* **Direction**: Report only the number of lines holding "Magnitude".

== Source material ==

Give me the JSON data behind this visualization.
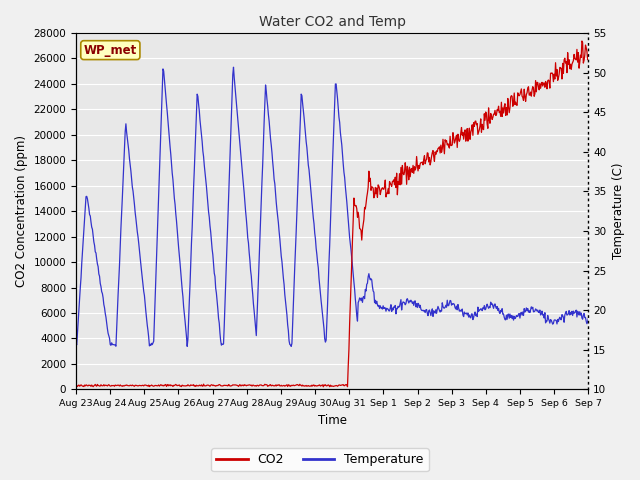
{
  "title": "Water CO2 and Temp",
  "xlabel": "Time",
  "ylabel_left": "CO2 Concentration (ppm)",
  "ylabel_right": "Temperature (C)",
  "annotation": "WP_met",
  "fig_bg_color": "#f0f0f0",
  "plot_bg_color": "#e8e8e8",
  "co2_color": "#cc0000",
  "temp_color": "#3333cc",
  "ylim_left": [
    0,
    28000
  ],
  "ylim_right": [
    10,
    55
  ],
  "yticks_left": [
    0,
    2000,
    4000,
    6000,
    8000,
    10000,
    12000,
    14000,
    16000,
    18000,
    20000,
    22000,
    24000,
    26000,
    28000
  ],
  "yticks_right": [
    10,
    15,
    20,
    25,
    30,
    35,
    40,
    45,
    50,
    55
  ],
  "tick_labels": [
    "Aug 23",
    "Aug 24",
    "Aug 25",
    "Aug 26",
    "Aug 27",
    "Aug 28",
    "Aug 29",
    "Aug 30",
    "Aug 31",
    "Sep 1",
    "Sep 2",
    "Sep 3",
    "Sep 4",
    "Sep 5",
    "Sep 6",
    "Sep 7"
  ],
  "legend_co2": "CO2",
  "legend_temp": "Temperature"
}
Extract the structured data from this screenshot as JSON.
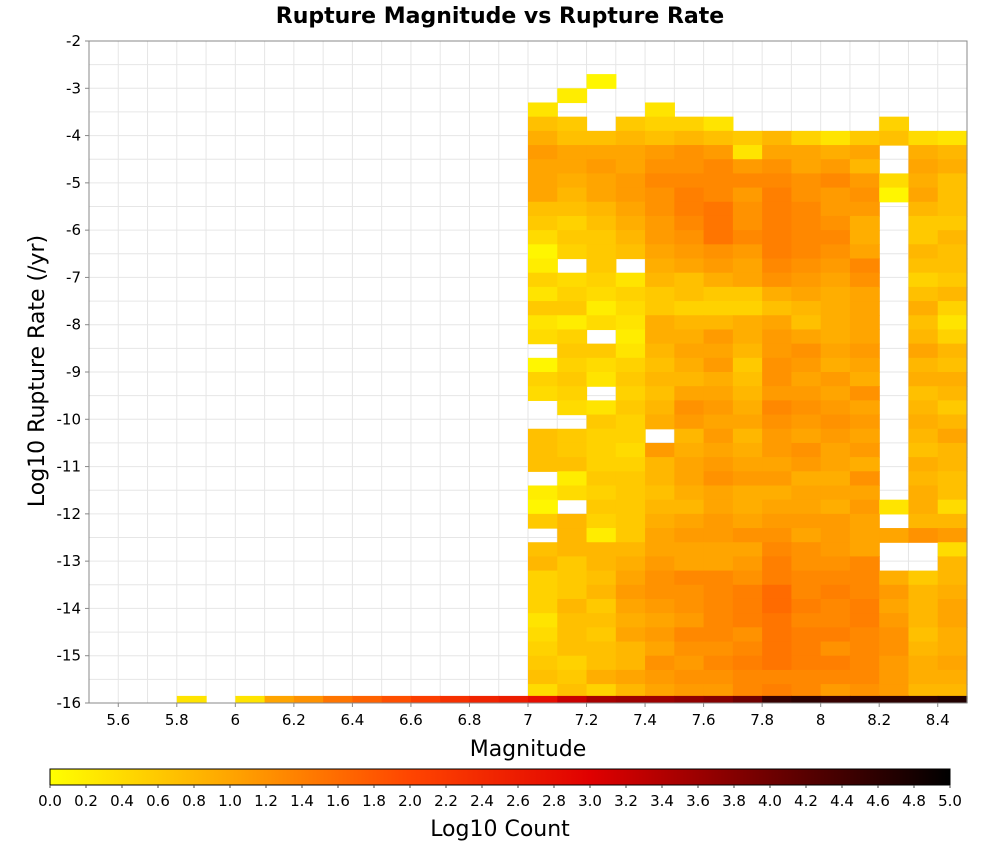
{
  "chart_data": {
    "type": "heatmap",
    "title": "Rupture Magnitude vs Rupture Rate",
    "xlabel": "Magnitude",
    "ylabel": "Log10 Rupture Rate (/yr)",
    "xlim": [
      5.5,
      8.5
    ],
    "ylim": [
      -16,
      -2
    ],
    "x_ticks": [
      "5.6",
      "5.8",
      "6",
      "6.2",
      "6.4",
      "6.6",
      "6.8",
      "7",
      "7.2",
      "7.4",
      "7.6",
      "7.8",
      "8",
      "8.2",
      "8.4"
    ],
    "y_ticks": [
      "-2",
      "-3",
      "-4",
      "-5",
      "-6",
      "-7",
      "-8",
      "-9",
      "-10",
      "-11",
      "-12",
      "-13",
      "-14",
      "-15",
      "-16"
    ],
    "grid": true,
    "x_bin_width": 0.1,
    "y_bin_height": 0.3,
    "x_bin_centers": [
      7.05,
      7.15,
      7.25,
      7.35,
      7.45,
      7.55,
      7.65,
      7.75,
      7.85,
      7.95,
      8.05,
      8.15,
      8.25,
      8.35,
      8.45
    ],
    "y_bin_centers_top_to_bottom": [
      -2.85,
      -3.15,
      -3.45,
      -3.75,
      -4.05,
      -4.35,
      -4.65,
      -4.95,
      -5.25,
      -5.55,
      -5.85,
      -6.15,
      -6.45,
      -6.75,
      -7.05,
      -7.35,
      -7.65,
      -7.95,
      -8.25,
      -8.55,
      -8.85,
      -9.15,
      -9.45,
      -9.75,
      -10.05,
      -10.35,
      -10.65,
      -10.95,
      -11.25,
      -11.55,
      -11.85,
      -12.15,
      -12.45,
      -12.75,
      -13.05,
      -13.35,
      -13.65,
      -13.95,
      -14.25,
      -14.55,
      -14.85,
      -15.15,
      -15.45,
      -15.75
    ],
    "log10_count_grid": [
      [
        null,
        null,
        0.1,
        null,
        null,
        null,
        null,
        null,
        null,
        null,
        null,
        null,
        null,
        null,
        null
      ],
      [
        null,
        0.2,
        null,
        null,
        null,
        null,
        null,
        null,
        null,
        null,
        null,
        null,
        null,
        null,
        null
      ],
      [
        0.3,
        null,
        null,
        null,
        0.3,
        null,
        null,
        null,
        null,
        null,
        null,
        null,
        null,
        null,
        null
      ],
      [
        0.7,
        0.6,
        null,
        0.6,
        0.5,
        0.5,
        0.3,
        null,
        null,
        null,
        null,
        null,
        0.5,
        null,
        null
      ],
      [
        0.9,
        0.7,
        0.7,
        0.8,
        0.7,
        0.8,
        0.7,
        0.6,
        0.8,
        0.5,
        0.3,
        0.6,
        0.7,
        0.4,
        0.3
      ],
      [
        1.1,
        1.0,
        1.0,
        1.0,
        1.1,
        1.2,
        1.1,
        0.3,
        1.0,
        1.0,
        0.9,
        1.0,
        null,
        0.9,
        0.8
      ],
      [
        1.0,
        1.0,
        1.1,
        1.0,
        1.2,
        1.2,
        1.3,
        1.1,
        1.2,
        1.0,
        1.1,
        0.8,
        null,
        1.0,
        0.9
      ],
      [
        1.0,
        0.9,
        1.0,
        1.1,
        1.3,
        1.3,
        1.3,
        1.3,
        1.3,
        1.2,
        1.3,
        1.1,
        0.4,
        0.9,
        0.7
      ],
      [
        1.0,
        0.8,
        1.0,
        1.1,
        1.2,
        1.4,
        1.3,
        1.1,
        1.4,
        1.2,
        1.1,
        1.2,
        0.1,
        1.0,
        0.7
      ],
      [
        0.7,
        0.7,
        0.8,
        1.0,
        1.2,
        1.4,
        1.5,
        1.2,
        1.4,
        1.3,
        1.1,
        1.1,
        null,
        0.8,
        0.7
      ],
      [
        0.6,
        0.5,
        0.7,
        0.9,
        1.1,
        1.3,
        1.5,
        1.2,
        1.4,
        1.3,
        1.2,
        0.9,
        null,
        0.6,
        0.6
      ],
      [
        0.4,
        0.6,
        0.6,
        0.8,
        1.1,
        1.2,
        1.5,
        1.3,
        1.4,
        1.3,
        1.3,
        0.9,
        null,
        0.6,
        0.8
      ],
      [
        0.1,
        0.5,
        0.6,
        0.7,
        1.0,
        1.1,
        1.2,
        1.1,
        1.4,
        1.3,
        1.2,
        1.0,
        null,
        0.8,
        0.7
      ],
      [
        0.2,
        null,
        0.6,
        null,
        0.9,
        1.0,
        1.1,
        1.0,
        1.3,
        1.2,
        1.1,
        1.3,
        null,
        0.7,
        0.7
      ],
      [
        0.5,
        0.4,
        0.5,
        0.3,
        0.8,
        0.7,
        0.9,
        1.0,
        1.2,
        1.1,
        1.0,
        1.2,
        null,
        0.5,
        0.6
      ],
      [
        0.3,
        0.5,
        0.4,
        0.5,
        0.6,
        0.7,
        0.6,
        0.6,
        0.9,
        1.0,
        0.9,
        1.0,
        null,
        0.7,
        0.8
      ],
      [
        0.6,
        0.6,
        0.2,
        0.4,
        0.6,
        0.5,
        0.5,
        0.5,
        0.7,
        0.8,
        0.9,
        1.0,
        null,
        0.9,
        0.5
      ],
      [
        0.3,
        0.2,
        0.4,
        0.3,
        0.9,
        0.8,
        0.8,
        0.9,
        1.0,
        0.7,
        0.9,
        1.0,
        null,
        0.7,
        0.3
      ],
      [
        0.4,
        0.5,
        null,
        0.2,
        0.9,
        0.9,
        1.1,
        0.9,
        1.1,
        1.0,
        0.9,
        1.0,
        null,
        0.8,
        0.5
      ],
      [
        null,
        0.6,
        0.6,
        0.3,
        0.8,
        1.0,
        1.0,
        0.8,
        1.1,
        1.2,
        1.0,
        1.1,
        null,
        1.0,
        0.8
      ],
      [
        0.1,
        0.5,
        0.4,
        0.5,
        0.7,
        0.9,
        1.1,
        0.6,
        1.2,
        1.1,
        0.9,
        1.0,
        null,
        0.8,
        0.7
      ],
      [
        0.5,
        0.6,
        0.3,
        0.6,
        0.8,
        0.8,
        0.9,
        0.7,
        1.2,
        1.0,
        1.1,
        0.9,
        null,
        0.9,
        0.9
      ],
      [
        0.4,
        0.5,
        null,
        0.5,
        0.7,
        1.0,
        1.0,
        0.8,
        1.1,
        1.1,
        1.0,
        1.2,
        null,
        0.7,
        0.8
      ],
      [
        null,
        0.4,
        0.3,
        0.6,
        0.8,
        1.2,
        1.1,
        0.9,
        1.3,
        1.2,
        1.1,
        1.0,
        null,
        0.8,
        0.6
      ],
      [
        null,
        null,
        0.6,
        0.5,
        0.9,
        1.1,
        1.0,
        1.0,
        1.2,
        1.1,
        1.2,
        1.1,
        null,
        0.9,
        0.8
      ],
      [
        0.7,
        0.6,
        0.5,
        0.5,
        null,
        0.8,
        1.1,
        0.8,
        1.1,
        1.0,
        1.1,
        1.0,
        null,
        0.8,
        1.0
      ],
      [
        0.7,
        0.6,
        0.5,
        0.4,
        1.1,
        0.9,
        1.0,
        0.9,
        1.1,
        1.2,
        1.0,
        1.1,
        null,
        0.7,
        0.8
      ],
      [
        0.7,
        0.7,
        0.5,
        0.5,
        0.8,
        1.0,
        1.1,
        1.0,
        1.0,
        1.1,
        1.0,
        0.9,
        null,
        0.9,
        0.8
      ],
      [
        null,
        0.2,
        0.6,
        0.6,
        0.8,
        1.0,
        1.2,
        1.1,
        1.1,
        0.9,
        0.9,
        1.2,
        null,
        0.8,
        0.7
      ],
      [
        0.2,
        0.4,
        0.5,
        0.6,
        0.7,
        0.9,
        1.0,
        0.9,
        0.9,
        1.0,
        1.0,
        1.0,
        null,
        0.9,
        0.7
      ],
      [
        0.1,
        null,
        0.6,
        0.6,
        0.8,
        0.8,
        1.0,
        0.9,
        1.0,
        1.0,
        0.9,
        1.1,
        0.3,
        0.9,
        0.4
      ],
      [
        0.6,
        0.8,
        0.5,
        0.6,
        0.9,
        1.0,
        1.1,
        1.0,
        1.1,
        1.1,
        1.1,
        1.0,
        null,
        0.8,
        0.8
      ],
      [
        null,
        0.8,
        0.2,
        0.6,
        1.0,
        1.1,
        1.1,
        1.2,
        1.2,
        1.0,
        1.1,
        1.0,
        1.0,
        1.2,
        1.1
      ],
      [
        0.7,
        0.8,
        0.8,
        0.8,
        1.0,
        1.0,
        1.0,
        1.0,
        1.3,
        1.2,
        1.1,
        1.0,
        null,
        null,
        0.4
      ],
      [
        0.8,
        0.6,
        0.8,
        0.9,
        1.1,
        1.0,
        1.0,
        1.1,
        1.4,
        1.2,
        1.2,
        1.3,
        null,
        null,
        0.8
      ],
      [
        0.5,
        0.6,
        0.7,
        1.0,
        1.2,
        1.3,
        1.3,
        1.2,
        1.4,
        1.3,
        1.3,
        1.3,
        0.9,
        0.6,
        0.8
      ],
      [
        0.5,
        0.6,
        0.8,
        1.1,
        1.2,
        1.2,
        1.3,
        1.4,
        1.6,
        1.3,
        1.4,
        1.3,
        1.1,
        0.8,
        0.9
      ],
      [
        0.5,
        0.8,
        0.6,
        1.0,
        1.1,
        1.2,
        1.3,
        1.4,
        1.6,
        1.4,
        1.3,
        1.4,
        1.0,
        0.8,
        1.0
      ],
      [
        0.3,
        0.7,
        0.7,
        0.9,
        1.0,
        1.1,
        1.3,
        1.4,
        1.5,
        1.3,
        1.3,
        1.4,
        1.1,
        0.8,
        1.0
      ],
      [
        0.4,
        0.7,
        0.6,
        1.0,
        1.1,
        1.3,
        1.3,
        1.2,
        1.5,
        1.4,
        1.4,
        1.3,
        1.2,
        0.7,
        0.9
      ],
      [
        0.5,
        0.7,
        0.7,
        0.8,
        1.0,
        1.2,
        1.2,
        1.3,
        1.5,
        1.4,
        1.2,
        1.3,
        1.2,
        0.8,
        0.9
      ],
      [
        0.6,
        0.5,
        0.7,
        0.8,
        1.2,
        1.1,
        1.3,
        1.4,
        1.5,
        1.4,
        1.4,
        1.3,
        1.1,
        0.9,
        1.0
      ],
      [
        0.7,
        0.6,
        0.9,
        1.0,
        1.1,
        1.2,
        1.2,
        1.3,
        1.3,
        1.3,
        1.3,
        1.3,
        1.1,
        0.9,
        0.9
      ],
      [
        0.4,
        0.7,
        0.5,
        0.8,
        1.0,
        1.1,
        1.1,
        1.3,
        1.4,
        1.3,
        1.1,
        1.2,
        1.1,
        0.8,
        0.8
      ]
    ],
    "bottom_row": {
      "y_center": -15.95,
      "x": [
        5.85,
        6.05,
        6.15,
        6.25,
        6.35,
        6.45,
        6.55,
        6.65,
        6.75,
        6.85,
        6.95,
        7.05,
        7.15,
        7.25,
        7.35,
        7.45,
        7.55,
        7.65,
        7.75,
        7.85,
        7.95,
        8.05,
        8.15,
        8.25,
        8.35,
        8.45
      ],
      "log10_count": [
        0.3,
        0.3,
        1.0,
        1.2,
        1.5,
        1.7,
        1.9,
        2.1,
        2.3,
        2.5,
        2.6,
        2.8,
        3.2,
        3.5,
        3.6,
        3.6,
        3.7,
        3.8,
        4.0,
        4.5,
        4.6,
        4.5,
        4.6,
        4.6,
        4.6,
        4.7
      ]
    },
    "colorbar": {
      "label": "Log10 Count",
      "range": [
        0.0,
        5.0
      ],
      "ticks": [
        "0.0",
        "0.2",
        "0.4",
        "0.6",
        "0.8",
        "1.0",
        "1.2",
        "1.4",
        "1.6",
        "1.8",
        "2.0",
        "2.2",
        "2.4",
        "2.6",
        "2.8",
        "3.0",
        "3.2",
        "3.4",
        "3.6",
        "3.8",
        "4.0",
        "4.2",
        "4.4",
        "4.6",
        "4.8",
        "5.0"
      ],
      "colormap": [
        "#ffff00",
        "#ffa500",
        "#ff4500",
        "#e00000",
        "#6e0000",
        "#000000"
      ]
    }
  }
}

===

* **Written response**: 2